DIRECTIONS — For every line in the records that has the word "prodotto", make a copy.

SUPPLIED ENTRIES —
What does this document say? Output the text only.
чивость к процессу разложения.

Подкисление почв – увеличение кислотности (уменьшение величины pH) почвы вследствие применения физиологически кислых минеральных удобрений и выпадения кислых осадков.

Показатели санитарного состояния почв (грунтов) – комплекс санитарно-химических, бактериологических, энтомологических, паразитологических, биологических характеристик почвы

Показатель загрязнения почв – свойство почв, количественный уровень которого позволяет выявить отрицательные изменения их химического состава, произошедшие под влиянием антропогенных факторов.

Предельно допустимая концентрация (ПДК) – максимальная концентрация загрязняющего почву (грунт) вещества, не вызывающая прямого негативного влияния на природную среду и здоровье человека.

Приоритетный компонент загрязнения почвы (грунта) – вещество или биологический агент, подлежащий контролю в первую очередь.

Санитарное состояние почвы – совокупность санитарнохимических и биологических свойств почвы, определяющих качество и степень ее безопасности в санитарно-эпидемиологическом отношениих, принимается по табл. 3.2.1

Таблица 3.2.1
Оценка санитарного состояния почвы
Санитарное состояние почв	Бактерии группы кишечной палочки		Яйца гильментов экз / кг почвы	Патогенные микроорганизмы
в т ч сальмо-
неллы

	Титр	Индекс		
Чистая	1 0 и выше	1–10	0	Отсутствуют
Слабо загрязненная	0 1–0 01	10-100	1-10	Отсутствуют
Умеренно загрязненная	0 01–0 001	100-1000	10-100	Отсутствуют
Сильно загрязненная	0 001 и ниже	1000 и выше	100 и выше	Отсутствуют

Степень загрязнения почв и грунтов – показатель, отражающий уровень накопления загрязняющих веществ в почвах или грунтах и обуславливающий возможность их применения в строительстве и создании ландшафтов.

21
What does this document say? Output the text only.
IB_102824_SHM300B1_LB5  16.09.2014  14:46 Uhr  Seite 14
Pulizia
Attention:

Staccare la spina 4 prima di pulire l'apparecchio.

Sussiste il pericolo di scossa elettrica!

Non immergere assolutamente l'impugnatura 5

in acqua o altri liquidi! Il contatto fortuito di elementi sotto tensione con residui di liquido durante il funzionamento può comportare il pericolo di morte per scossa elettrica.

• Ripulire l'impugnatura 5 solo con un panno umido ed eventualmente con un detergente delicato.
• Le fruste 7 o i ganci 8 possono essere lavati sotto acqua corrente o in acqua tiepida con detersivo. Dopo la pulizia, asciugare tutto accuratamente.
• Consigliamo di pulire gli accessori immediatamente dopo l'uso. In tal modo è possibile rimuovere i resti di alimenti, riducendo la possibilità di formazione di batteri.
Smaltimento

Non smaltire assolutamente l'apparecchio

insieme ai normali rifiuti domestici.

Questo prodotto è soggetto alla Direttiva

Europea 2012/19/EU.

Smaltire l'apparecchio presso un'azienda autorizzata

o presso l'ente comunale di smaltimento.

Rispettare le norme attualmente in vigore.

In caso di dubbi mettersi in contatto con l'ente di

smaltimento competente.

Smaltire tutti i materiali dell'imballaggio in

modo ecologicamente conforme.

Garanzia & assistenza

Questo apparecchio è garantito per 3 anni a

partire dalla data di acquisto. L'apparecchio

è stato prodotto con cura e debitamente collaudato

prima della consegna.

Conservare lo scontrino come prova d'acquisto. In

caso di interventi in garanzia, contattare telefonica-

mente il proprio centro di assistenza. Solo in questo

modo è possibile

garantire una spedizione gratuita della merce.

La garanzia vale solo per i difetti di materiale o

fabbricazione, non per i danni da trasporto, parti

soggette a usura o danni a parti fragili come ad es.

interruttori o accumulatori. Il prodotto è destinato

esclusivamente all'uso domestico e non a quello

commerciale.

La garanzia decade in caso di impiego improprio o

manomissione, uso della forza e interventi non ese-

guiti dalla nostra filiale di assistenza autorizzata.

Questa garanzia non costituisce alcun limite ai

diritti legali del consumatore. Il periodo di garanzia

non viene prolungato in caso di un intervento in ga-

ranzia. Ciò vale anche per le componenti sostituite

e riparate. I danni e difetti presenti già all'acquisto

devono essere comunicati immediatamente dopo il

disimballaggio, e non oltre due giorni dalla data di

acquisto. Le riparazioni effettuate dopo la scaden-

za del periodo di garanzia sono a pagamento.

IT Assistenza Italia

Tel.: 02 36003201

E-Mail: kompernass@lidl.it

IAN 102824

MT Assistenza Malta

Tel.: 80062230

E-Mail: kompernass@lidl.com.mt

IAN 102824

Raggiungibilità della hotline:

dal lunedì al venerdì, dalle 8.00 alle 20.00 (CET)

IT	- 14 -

EXERCISE SOLUTION —
Questo prodotto è soggetto alla Direttiva
è stato prodotto con cura e debitamente collaudato
interruttori o accumulatori. Il prodotto è destinato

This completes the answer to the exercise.